(Dataset items)

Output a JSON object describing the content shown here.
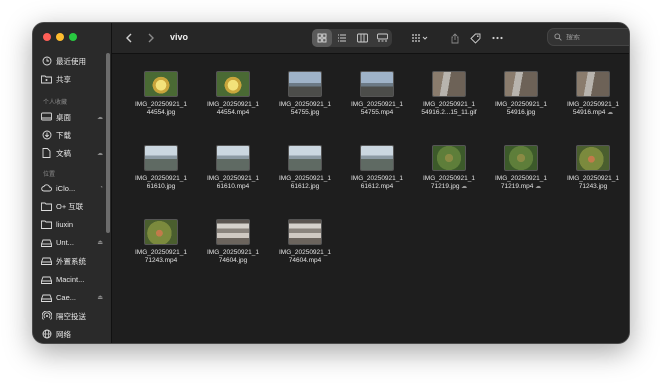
{
  "toolbar": {
    "title": "vivo",
    "search_placeholder": "搜索"
  },
  "sidebar": {
    "favorites": [
      {
        "label": "最近使用",
        "icon": "clock-icon"
      },
      {
        "label": "共享",
        "icon": "shared-folder-icon"
      }
    ],
    "personal_header": "个人收藏",
    "personal": [
      {
        "label": "桌面",
        "icon": "desktop-icon",
        "extra": "☁"
      },
      {
        "label": "下载",
        "icon": "download-icon",
        "extra": ""
      },
      {
        "label": "文稿",
        "icon": "document-icon",
        "extra": "☁"
      }
    ],
    "locations_header": "位置",
    "locations": [
      {
        "label": "iClo...",
        "icon": "icloud-icon",
        "extra": "◔"
      },
      {
        "label": "O+ 互联",
        "icon": "folder-icon",
        "extra": ""
      },
      {
        "label": "liuxin",
        "icon": "folder-icon",
        "extra": ""
      },
      {
        "label": "Unt...",
        "icon": "drive-icon",
        "extra": "⏏"
      },
      {
        "label": "外置系统",
        "icon": "drive-icon",
        "extra": ""
      },
      {
        "label": "Macint...",
        "icon": "drive-icon",
        "extra": ""
      },
      {
        "label": "Cae...",
        "icon": "drive-icon",
        "extra": "⏏"
      },
      {
        "label": "隔空投送",
        "icon": "airdrop-icon",
        "extra": ""
      },
      {
        "label": "网络",
        "icon": "network-icon",
        "extra": ""
      }
    ]
  },
  "files": [
    {
      "line1": "IMG_20250921_1",
      "line2": "44554.jpg",
      "thumb": "flower",
      "cloud": false
    },
    {
      "line1": "IMG_20250921_1",
      "line2": "44554.mp4",
      "thumb": "flower",
      "cloud": false
    },
    {
      "line1": "IMG_20250921_1",
      "line2": "54755.jpg",
      "thumb": "sky",
      "cloud": false
    },
    {
      "line1": "IMG_20250921_1",
      "line2": "54755.mp4",
      "thumb": "sky",
      "cloud": false
    },
    {
      "line1": "IMG_20250921_1",
      "line2": "54916.2...15_11.gif",
      "thumb": "street",
      "cloud": false
    },
    {
      "line1": "IMG_20250921_1",
      "line2": "54916.jpg",
      "thumb": "street",
      "cloud": false
    },
    {
      "line1": "IMG_20250921_1",
      "line2": "54916.mp4",
      "thumb": "street",
      "cloud": true
    },
    {
      "line1": "IMG_20250921_1",
      "line2": "61610.jpg",
      "thumb": "road",
      "cloud": false
    },
    {
      "line1": "IMG_20250921_1",
      "line2": "61610.mp4",
      "thumb": "road",
      "cloud": false
    },
    {
      "line1": "IMG_20250921_1",
      "line2": "61612.jpg",
      "thumb": "road",
      "cloud": false
    },
    {
      "line1": "IMG_20250921_1",
      "line2": "61612.mp4",
      "thumb": "road",
      "cloud": false
    },
    {
      "line1": "IMG_20250921_1",
      "line2": "71219.jpg",
      "thumb": "green",
      "cloud": true
    },
    {
      "line1": "IMG_20250921_1",
      "line2": "71219.mp4",
      "thumb": "green",
      "cloud": true
    },
    {
      "line1": "IMG_20250921_1",
      "line2": "71243.jpg",
      "thumb": "leaf",
      "cloud": false
    },
    {
      "line1": "IMG_20250921_1",
      "line2": "71243.mp4",
      "thumb": "leaf",
      "cloud": false
    },
    {
      "line1": "IMG_20250921_1",
      "line2": "74604.jpg",
      "thumb": "ceiling",
      "cloud": false
    },
    {
      "line1": "IMG_20250921_1",
      "line2": "74604.mp4",
      "thumb": "ceiling",
      "cloud": false
    }
  ],
  "colors": {
    "close": "#ff5f57",
    "minimize": "#febc2e",
    "zoom": "#28c840",
    "window_bg": "#1e1e1e",
    "sidebar_bg": "#2a2a2a"
  }
}
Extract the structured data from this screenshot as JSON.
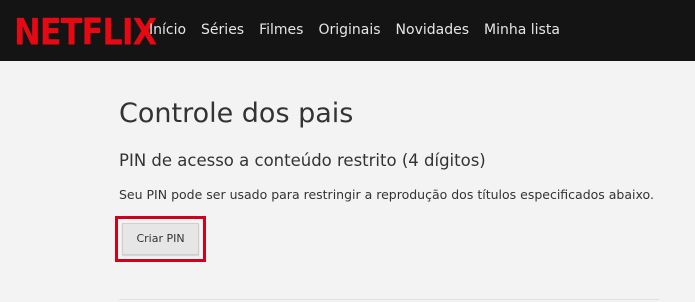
{
  "brand": {
    "logo_text": "NETFLIX",
    "logo_color": "#e50914"
  },
  "nav": {
    "items": [
      "Início",
      "Séries",
      "Filmes",
      "Originais",
      "Novidades",
      "Minha lista"
    ]
  },
  "page": {
    "title": "Controle dos pais",
    "section_title": "PIN de acesso a conteúdo restrito (4 dígitos)",
    "description": "Seu PIN pode ser usado para restringir a reprodução dos títulos especificados abaixo.",
    "create_pin_label": "Criar PIN",
    "highlight_color": "#d0021b"
  }
}
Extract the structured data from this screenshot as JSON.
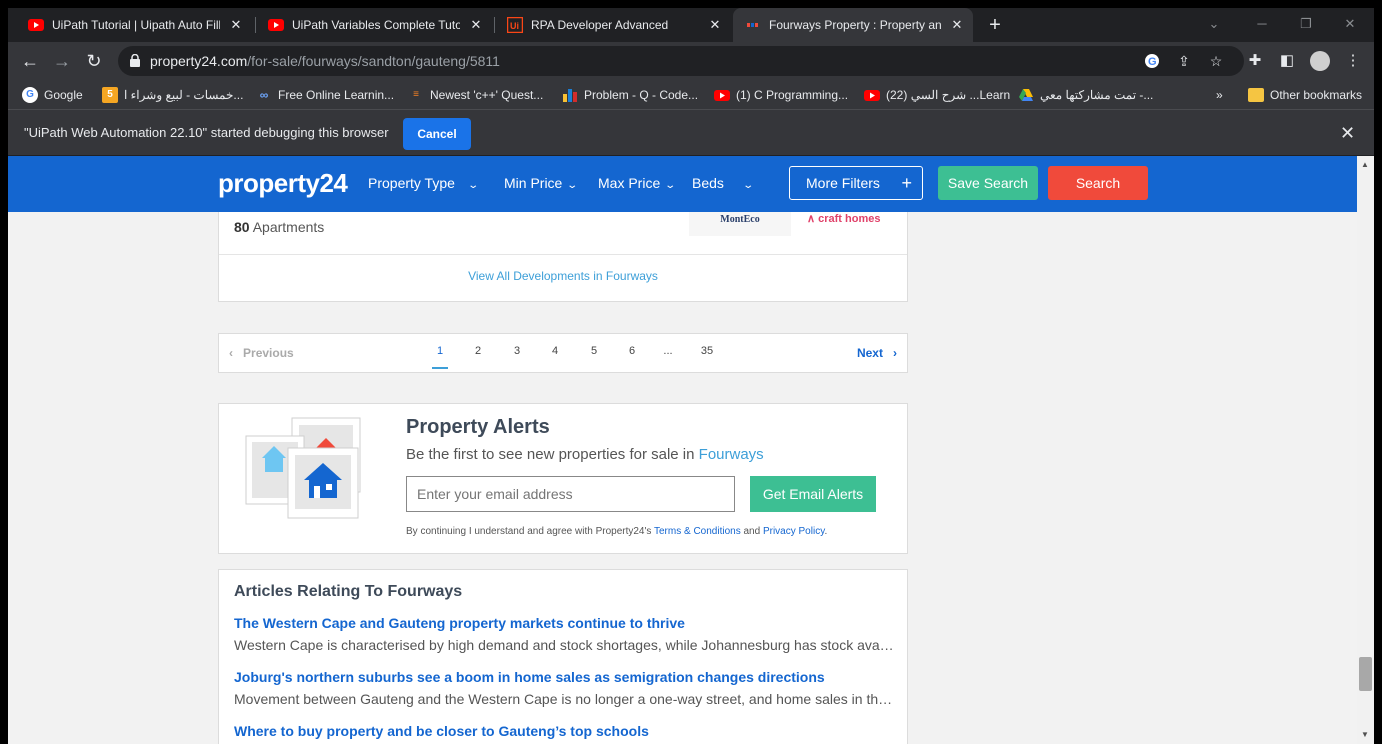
{
  "browser": {
    "tabs": [
      {
        "title": "UiPath Tutorial | Uipath Auto Fill",
        "favicon": "youtube-icon"
      },
      {
        "title": "UiPath Variables Complete Tutori",
        "favicon": "youtube-icon"
      },
      {
        "title": "RPA Developer Advanced",
        "favicon": "uipath-icon"
      },
      {
        "title": "Fourways Property : Property and",
        "favicon": "property24-icon",
        "active": true
      }
    ],
    "url_host": "property24.com",
    "url_path": "/for-sale/fourways/sandton/gauteng/5811",
    "bookmarks": [
      {
        "label": "Google",
        "icon": "google-icon"
      },
      {
        "label": "خمسات - لبيع وشراء ا...",
        "icon": "khamsat-icon"
      },
      {
        "label": "Free Online Learnin...",
        "icon": "coursera-icon"
      },
      {
        "label": "Newest 'c++' Quest...",
        "icon": "stackoverflow-icon"
      },
      {
        "label": "Problem - Q - Code...",
        "icon": "codeforces-icon"
      },
      {
        "label": "(1) C Programming...",
        "icon": "youtube-icon"
      },
      {
        "label": "(22) شرح السي ...Learn",
        "icon": "youtube-icon"
      },
      {
        "label": "تمت مشاركتها معي -...",
        "icon": "drive-icon"
      }
    ],
    "bookmarks_overflow": "»",
    "other_bookmarks": "Other bookmarks",
    "debug_message": "\"UiPath Web Automation 22.10\" started debugging this browser",
    "debug_cancel": "Cancel"
  },
  "site": {
    "logo": "property24",
    "nav": {
      "property_type": "Property Type",
      "min_price": "Min Price",
      "max_price": "Max Price",
      "beds": "Beds",
      "more_filters": "More Filters",
      "save_search": "Save Search",
      "search": "Search"
    },
    "developments": {
      "count": "80",
      "count_label": " Apartments",
      "view_all": "View All Developments in Fourways",
      "logo1": "MontEco",
      "logo2": "craft homes"
    },
    "pagination": {
      "previous": "Previous",
      "next": "Next",
      "pages": [
        "1",
        "2",
        "3",
        "4",
        "5",
        "6",
        "...",
        "35"
      ],
      "current": "1"
    },
    "alerts": {
      "title": "Property Alerts",
      "subtitle_prefix": "Be the first to see new properties for sale in ",
      "location": "Fourways",
      "email_placeholder": "Enter your email address",
      "button": "Get Email Alerts",
      "terms_prefix": "By continuing I understand and agree with Property24's ",
      "terms_link": "Terms & Conditions",
      "terms_and": " and ",
      "privacy_link": "Privacy Policy",
      "terms_suffix": "."
    },
    "articles": {
      "heading": "Articles Relating To Fourways",
      "items": [
        {
          "title": "The Western Cape and Gauteng property markets continue to thrive",
          "desc": "Western Cape is characterised by high demand and stock shortages, while Johannesburg has stock available"
        },
        {
          "title": "Joburg's northern suburbs see a boom in home sales as semigration changes directions",
          "desc": "Movement between Gauteng and the Western Cape is no longer a one-way street, and home sales in the northern suburbs"
        },
        {
          "title": "Where to buy property and be closer to Gauteng’s top schools",
          "desc": ""
        }
      ]
    }
  },
  "colors": {
    "brand_blue": "#1466d0",
    "save_green": "#3dbf93",
    "search_red": "#f04a3b",
    "link_blue": "#3d9fd8"
  }
}
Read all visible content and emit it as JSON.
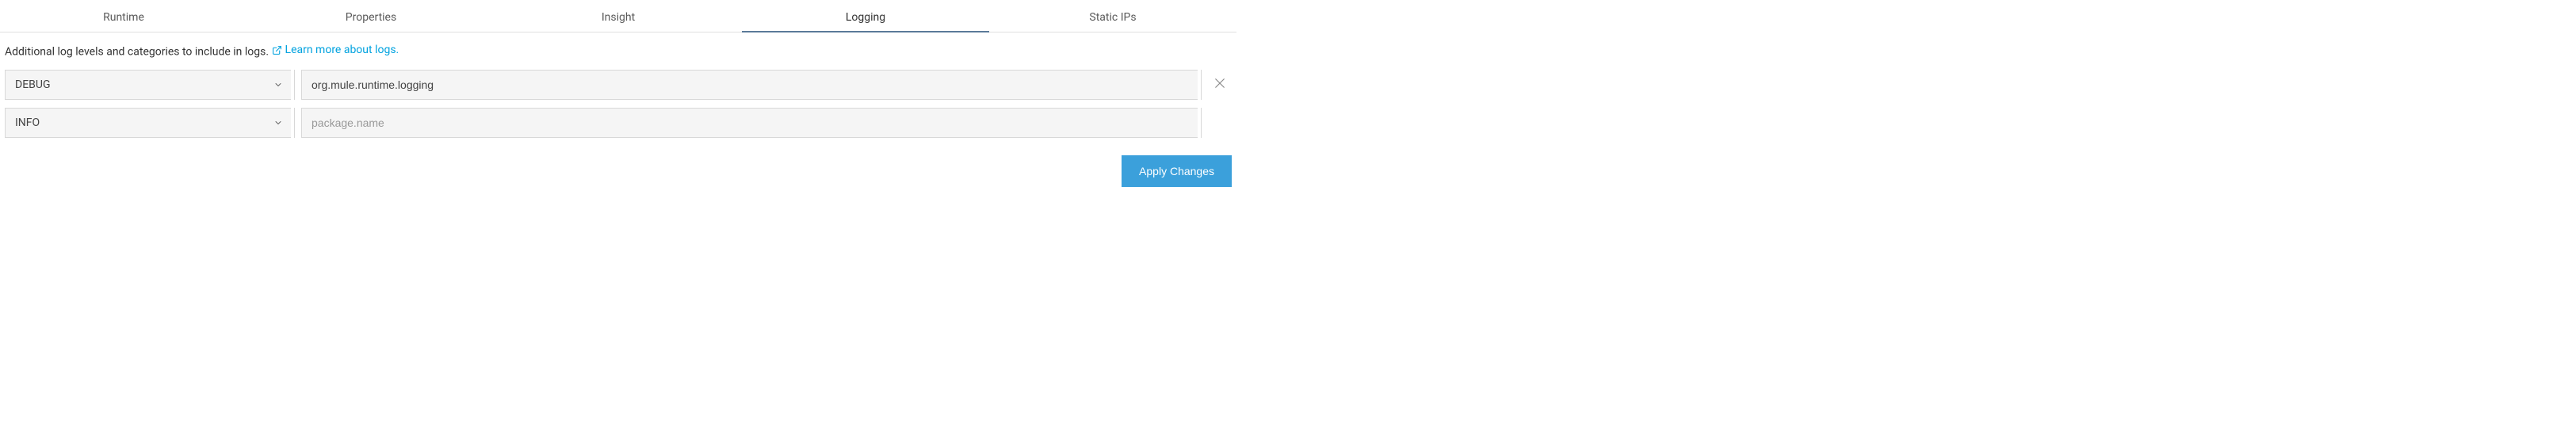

- _Problem_
Go over the entries above and say how many lines hold the string "Price", with no other text.

- _Answer to the problem_
2